OBJECTIVE:
From the listing below, pull out all lines with "Thermal" in them.

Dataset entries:
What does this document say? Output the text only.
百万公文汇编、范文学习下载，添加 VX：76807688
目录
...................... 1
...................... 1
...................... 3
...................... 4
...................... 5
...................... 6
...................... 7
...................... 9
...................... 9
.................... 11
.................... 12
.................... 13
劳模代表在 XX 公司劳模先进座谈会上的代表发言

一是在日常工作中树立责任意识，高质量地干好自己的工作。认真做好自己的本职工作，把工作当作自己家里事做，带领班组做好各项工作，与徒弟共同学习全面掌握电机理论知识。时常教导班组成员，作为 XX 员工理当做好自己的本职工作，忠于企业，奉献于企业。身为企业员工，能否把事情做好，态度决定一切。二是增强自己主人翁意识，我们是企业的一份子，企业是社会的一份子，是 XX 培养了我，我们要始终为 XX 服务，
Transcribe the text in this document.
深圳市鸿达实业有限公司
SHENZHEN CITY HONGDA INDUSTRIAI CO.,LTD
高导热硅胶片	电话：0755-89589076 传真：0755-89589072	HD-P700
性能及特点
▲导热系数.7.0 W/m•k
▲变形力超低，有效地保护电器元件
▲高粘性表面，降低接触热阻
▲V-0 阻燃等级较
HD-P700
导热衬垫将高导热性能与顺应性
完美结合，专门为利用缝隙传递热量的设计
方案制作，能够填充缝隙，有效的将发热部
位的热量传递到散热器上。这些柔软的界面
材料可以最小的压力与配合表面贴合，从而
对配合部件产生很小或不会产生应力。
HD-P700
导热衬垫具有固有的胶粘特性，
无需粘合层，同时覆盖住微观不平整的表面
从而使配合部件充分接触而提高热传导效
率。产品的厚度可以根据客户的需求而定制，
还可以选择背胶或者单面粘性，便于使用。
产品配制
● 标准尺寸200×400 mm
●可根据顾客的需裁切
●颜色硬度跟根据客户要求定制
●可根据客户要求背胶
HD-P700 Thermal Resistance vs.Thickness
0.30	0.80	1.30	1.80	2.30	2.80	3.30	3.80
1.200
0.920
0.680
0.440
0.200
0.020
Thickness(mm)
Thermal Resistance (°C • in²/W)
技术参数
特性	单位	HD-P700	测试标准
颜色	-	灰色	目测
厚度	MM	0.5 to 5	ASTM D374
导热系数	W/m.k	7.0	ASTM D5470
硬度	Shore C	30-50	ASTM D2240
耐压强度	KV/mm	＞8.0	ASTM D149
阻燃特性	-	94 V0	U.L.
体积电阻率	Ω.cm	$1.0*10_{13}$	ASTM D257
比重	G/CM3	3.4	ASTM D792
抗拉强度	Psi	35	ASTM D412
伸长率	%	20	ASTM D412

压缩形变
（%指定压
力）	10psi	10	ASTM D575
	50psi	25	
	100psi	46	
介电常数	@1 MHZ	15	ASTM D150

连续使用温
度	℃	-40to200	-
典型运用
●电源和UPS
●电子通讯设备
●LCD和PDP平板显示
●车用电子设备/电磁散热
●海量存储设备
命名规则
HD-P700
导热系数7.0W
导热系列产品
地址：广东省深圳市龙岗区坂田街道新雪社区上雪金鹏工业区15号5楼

TASK RESPONSE:
HD-P700 Thermal Resistance vs.Thickness
Thermal Resistance (°C • in²/W)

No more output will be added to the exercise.